EXERCISE INPUT -
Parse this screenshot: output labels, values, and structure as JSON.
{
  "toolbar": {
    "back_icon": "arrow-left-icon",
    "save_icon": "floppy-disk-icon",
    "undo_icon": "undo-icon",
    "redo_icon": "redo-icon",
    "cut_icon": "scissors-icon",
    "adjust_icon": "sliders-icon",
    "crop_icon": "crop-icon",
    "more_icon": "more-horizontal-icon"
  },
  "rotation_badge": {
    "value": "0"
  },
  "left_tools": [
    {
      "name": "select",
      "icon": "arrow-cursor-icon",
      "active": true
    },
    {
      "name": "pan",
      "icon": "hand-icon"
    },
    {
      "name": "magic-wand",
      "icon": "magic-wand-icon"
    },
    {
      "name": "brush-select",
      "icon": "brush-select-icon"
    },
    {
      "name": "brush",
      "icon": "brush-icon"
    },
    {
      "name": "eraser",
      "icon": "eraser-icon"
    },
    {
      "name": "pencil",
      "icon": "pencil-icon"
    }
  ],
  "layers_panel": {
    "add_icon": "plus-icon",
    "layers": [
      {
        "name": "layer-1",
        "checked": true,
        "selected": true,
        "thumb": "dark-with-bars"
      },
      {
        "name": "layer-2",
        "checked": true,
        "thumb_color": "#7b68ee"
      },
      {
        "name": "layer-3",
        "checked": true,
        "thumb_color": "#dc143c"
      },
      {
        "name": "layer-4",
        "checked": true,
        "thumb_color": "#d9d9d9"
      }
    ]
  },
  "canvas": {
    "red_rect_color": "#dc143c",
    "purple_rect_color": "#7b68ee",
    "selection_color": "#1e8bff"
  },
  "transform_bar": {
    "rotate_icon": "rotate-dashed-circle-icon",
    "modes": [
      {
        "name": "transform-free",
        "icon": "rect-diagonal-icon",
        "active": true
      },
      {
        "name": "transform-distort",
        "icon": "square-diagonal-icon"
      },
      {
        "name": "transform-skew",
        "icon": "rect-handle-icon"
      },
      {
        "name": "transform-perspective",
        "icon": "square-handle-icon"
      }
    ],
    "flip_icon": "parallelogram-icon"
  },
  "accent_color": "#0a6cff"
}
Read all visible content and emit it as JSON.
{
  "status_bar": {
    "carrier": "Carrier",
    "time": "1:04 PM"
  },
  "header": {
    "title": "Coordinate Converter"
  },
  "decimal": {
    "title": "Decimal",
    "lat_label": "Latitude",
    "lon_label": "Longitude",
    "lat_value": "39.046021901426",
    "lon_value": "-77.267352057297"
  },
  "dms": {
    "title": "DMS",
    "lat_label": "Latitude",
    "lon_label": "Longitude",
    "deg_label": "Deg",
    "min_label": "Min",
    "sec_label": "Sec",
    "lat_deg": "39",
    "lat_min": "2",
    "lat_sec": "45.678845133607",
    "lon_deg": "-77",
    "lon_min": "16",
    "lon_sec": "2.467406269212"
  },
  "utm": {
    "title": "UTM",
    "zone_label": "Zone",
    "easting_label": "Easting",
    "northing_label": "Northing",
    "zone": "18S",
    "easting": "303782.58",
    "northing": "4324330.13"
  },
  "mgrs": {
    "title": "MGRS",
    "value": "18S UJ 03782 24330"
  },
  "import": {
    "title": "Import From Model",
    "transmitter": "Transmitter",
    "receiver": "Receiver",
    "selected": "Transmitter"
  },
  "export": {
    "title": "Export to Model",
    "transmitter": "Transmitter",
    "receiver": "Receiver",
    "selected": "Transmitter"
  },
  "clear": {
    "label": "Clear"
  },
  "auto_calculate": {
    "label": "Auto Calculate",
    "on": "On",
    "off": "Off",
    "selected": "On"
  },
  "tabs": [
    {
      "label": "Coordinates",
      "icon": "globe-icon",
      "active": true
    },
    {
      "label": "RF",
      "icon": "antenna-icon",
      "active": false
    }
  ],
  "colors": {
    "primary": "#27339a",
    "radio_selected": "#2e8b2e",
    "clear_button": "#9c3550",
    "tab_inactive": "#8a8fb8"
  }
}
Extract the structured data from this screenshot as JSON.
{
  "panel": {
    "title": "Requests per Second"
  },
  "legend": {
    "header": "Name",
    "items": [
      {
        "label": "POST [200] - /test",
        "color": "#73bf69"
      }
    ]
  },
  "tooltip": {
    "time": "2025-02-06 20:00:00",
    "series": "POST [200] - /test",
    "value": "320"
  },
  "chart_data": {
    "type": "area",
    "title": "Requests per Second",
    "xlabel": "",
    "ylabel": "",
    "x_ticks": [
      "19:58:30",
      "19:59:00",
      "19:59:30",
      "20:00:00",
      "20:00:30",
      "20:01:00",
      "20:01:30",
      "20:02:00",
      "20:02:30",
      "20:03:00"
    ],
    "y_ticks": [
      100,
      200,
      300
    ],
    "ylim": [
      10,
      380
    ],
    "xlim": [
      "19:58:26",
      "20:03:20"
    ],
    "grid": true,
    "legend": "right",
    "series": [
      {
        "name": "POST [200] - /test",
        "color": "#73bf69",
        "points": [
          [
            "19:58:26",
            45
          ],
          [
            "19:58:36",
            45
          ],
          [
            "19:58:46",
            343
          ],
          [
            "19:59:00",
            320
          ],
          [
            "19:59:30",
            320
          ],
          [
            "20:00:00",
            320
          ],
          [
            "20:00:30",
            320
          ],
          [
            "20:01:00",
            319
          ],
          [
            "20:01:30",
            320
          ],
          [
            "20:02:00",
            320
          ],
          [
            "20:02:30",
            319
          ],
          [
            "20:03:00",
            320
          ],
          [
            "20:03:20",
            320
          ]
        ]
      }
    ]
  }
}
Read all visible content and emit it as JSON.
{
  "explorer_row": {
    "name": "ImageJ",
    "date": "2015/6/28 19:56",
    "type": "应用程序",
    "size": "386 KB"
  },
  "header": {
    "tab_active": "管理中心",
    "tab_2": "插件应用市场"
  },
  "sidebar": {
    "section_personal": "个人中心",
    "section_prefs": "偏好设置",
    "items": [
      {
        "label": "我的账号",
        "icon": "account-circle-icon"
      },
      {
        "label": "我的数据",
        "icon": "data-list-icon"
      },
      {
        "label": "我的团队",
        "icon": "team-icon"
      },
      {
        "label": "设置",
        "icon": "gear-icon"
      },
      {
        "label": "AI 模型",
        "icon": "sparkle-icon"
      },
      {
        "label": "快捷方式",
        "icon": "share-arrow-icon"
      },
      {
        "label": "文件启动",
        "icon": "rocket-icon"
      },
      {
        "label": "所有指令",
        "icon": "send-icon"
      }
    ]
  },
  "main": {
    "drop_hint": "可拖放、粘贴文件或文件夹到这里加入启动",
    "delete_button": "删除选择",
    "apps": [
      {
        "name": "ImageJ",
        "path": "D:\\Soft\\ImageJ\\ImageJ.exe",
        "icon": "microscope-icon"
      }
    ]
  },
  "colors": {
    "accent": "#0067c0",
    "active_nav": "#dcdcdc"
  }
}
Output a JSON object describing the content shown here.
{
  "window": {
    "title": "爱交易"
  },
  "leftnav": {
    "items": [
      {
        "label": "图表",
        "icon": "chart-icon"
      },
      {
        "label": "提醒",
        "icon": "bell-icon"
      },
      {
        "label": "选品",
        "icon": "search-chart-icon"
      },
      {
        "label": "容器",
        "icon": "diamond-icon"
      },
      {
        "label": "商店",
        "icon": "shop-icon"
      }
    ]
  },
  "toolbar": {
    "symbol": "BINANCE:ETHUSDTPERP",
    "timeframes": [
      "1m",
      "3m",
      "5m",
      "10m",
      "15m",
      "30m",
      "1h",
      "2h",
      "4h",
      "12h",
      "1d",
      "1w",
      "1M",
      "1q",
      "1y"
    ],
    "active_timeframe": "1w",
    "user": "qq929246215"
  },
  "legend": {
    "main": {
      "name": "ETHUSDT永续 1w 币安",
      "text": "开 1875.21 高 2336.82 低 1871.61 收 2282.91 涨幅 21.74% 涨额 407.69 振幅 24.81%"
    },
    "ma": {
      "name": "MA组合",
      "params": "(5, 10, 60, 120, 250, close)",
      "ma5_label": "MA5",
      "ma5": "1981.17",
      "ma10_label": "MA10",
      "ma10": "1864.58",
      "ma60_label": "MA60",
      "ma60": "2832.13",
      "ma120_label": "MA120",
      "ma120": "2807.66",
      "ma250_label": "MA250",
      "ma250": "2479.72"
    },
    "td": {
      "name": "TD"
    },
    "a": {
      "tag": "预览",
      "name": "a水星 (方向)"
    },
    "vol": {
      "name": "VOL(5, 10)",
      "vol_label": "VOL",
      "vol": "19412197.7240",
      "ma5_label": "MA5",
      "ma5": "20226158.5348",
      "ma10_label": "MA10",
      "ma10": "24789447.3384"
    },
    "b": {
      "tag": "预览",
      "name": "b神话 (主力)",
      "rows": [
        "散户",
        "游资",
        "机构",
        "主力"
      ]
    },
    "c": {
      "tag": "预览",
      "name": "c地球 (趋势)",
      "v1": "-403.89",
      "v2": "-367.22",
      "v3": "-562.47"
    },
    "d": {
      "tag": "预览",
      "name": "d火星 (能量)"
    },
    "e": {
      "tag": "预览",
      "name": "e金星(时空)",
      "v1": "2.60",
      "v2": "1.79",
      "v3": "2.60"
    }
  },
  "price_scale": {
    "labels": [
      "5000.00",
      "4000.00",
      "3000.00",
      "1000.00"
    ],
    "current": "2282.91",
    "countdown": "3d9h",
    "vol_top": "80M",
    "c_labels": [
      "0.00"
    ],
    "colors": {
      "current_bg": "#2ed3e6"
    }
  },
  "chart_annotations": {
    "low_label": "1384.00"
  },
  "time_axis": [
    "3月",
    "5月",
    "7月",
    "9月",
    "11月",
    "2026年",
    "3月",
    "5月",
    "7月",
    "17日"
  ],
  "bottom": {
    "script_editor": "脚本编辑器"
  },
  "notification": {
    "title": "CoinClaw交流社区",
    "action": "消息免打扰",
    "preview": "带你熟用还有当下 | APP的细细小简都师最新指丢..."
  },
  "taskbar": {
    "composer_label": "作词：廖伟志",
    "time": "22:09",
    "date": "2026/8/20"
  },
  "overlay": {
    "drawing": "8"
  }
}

STATED TASK - Count every line in the data that contains the word "test", then give that count and nothing else.

SOLUTION - 3